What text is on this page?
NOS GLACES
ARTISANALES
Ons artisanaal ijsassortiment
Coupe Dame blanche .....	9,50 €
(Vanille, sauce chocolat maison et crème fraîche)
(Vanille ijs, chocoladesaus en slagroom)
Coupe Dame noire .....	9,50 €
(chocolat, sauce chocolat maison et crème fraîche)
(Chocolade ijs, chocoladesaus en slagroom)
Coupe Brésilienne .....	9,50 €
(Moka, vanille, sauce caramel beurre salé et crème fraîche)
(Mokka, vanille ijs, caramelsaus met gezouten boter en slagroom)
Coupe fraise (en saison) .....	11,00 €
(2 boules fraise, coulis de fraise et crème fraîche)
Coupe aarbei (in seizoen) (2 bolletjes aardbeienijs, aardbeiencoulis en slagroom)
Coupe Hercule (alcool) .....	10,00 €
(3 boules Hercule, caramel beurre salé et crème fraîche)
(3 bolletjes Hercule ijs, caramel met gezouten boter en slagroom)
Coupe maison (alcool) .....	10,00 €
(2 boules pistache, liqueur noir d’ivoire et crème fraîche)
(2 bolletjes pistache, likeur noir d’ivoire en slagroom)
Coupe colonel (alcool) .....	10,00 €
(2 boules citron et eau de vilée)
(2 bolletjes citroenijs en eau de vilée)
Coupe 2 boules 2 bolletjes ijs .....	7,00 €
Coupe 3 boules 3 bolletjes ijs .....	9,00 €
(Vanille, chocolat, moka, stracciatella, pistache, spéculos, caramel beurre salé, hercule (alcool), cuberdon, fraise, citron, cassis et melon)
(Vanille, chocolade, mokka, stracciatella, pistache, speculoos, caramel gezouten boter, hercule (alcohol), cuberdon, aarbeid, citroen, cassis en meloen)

-----

◆ Exercise goal ◆
Count every line in the data where the string "alcool" occurs. Give nothing except the number.

◆ Right answer ◆
4